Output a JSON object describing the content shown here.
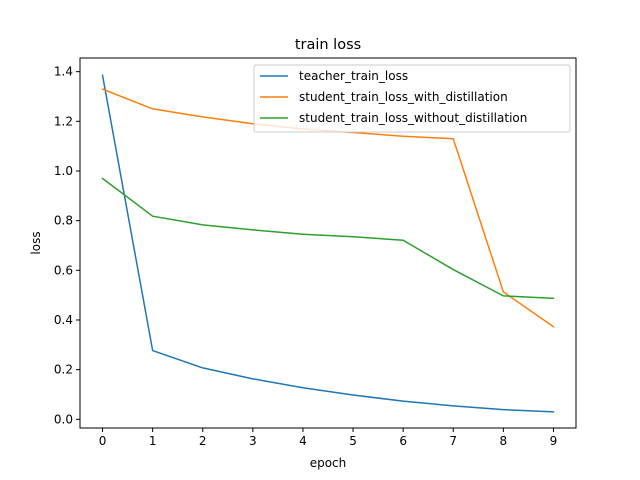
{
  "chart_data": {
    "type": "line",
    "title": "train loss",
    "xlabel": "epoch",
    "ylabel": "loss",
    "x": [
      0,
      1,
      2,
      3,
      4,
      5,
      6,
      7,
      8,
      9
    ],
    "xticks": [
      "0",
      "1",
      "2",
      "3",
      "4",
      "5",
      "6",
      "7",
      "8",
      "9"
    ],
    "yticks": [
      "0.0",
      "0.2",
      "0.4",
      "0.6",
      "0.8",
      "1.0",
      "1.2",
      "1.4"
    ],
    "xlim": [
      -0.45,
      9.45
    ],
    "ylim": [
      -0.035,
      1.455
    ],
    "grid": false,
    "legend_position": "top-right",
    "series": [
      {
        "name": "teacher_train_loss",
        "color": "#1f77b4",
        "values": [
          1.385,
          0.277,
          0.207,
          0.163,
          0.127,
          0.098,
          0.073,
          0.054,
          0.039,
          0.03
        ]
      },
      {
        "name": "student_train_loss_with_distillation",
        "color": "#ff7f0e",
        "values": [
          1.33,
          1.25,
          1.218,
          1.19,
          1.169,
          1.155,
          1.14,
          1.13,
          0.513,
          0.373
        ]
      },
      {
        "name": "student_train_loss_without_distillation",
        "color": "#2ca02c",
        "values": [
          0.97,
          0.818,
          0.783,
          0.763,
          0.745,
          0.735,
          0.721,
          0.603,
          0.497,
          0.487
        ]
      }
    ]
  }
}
---
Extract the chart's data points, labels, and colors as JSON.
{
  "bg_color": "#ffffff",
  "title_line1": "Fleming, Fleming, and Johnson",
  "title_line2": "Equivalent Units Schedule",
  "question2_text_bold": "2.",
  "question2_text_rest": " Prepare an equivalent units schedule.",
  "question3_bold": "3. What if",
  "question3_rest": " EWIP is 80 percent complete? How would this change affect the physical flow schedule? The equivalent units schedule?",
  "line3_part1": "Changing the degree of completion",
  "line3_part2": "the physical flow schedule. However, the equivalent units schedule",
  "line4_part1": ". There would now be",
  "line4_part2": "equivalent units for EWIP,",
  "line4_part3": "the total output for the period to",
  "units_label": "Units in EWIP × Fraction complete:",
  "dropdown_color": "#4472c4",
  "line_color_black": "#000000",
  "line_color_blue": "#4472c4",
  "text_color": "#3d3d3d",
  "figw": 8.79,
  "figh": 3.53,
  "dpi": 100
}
* * *
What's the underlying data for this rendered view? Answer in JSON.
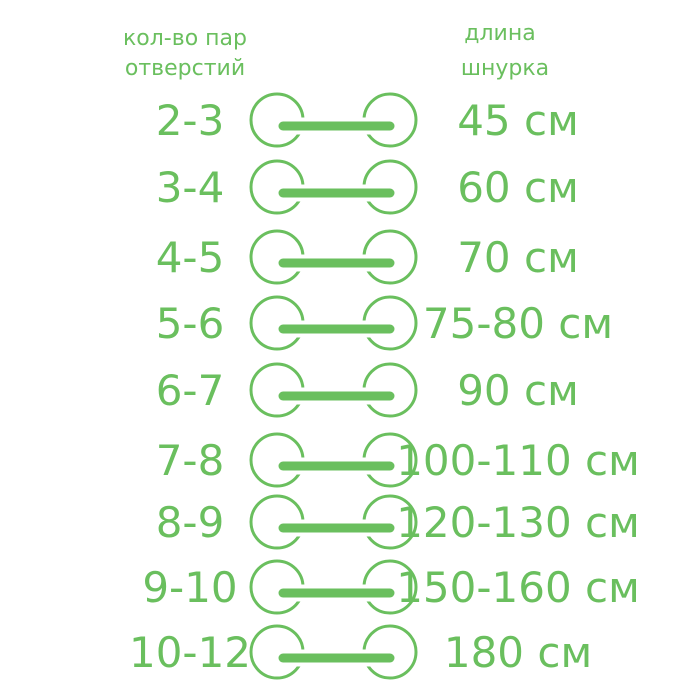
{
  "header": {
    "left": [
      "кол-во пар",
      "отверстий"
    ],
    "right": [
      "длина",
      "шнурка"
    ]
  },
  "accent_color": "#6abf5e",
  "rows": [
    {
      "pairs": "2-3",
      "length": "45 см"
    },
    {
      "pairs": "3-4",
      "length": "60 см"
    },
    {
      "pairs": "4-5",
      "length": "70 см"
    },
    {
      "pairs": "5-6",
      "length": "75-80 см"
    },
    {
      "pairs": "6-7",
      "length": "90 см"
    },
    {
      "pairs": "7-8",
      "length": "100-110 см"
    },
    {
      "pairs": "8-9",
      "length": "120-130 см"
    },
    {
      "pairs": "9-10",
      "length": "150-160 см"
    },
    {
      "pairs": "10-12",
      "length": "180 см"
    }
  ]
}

▸ **WHAT THE TASK REQUIRES**: Above are the records. Copy every line in them holding "length".

▸ **ANSWER TO THE TASK**:
      "length": "45 см"
      "length": "60 см"
      "length": "70 см"
      "length": "75-80 см"
      "length": "90 см"
      "length": "100-110 см"
      "length": "120-130 см"
      "length": "150-160 см"
      "length": "180 см"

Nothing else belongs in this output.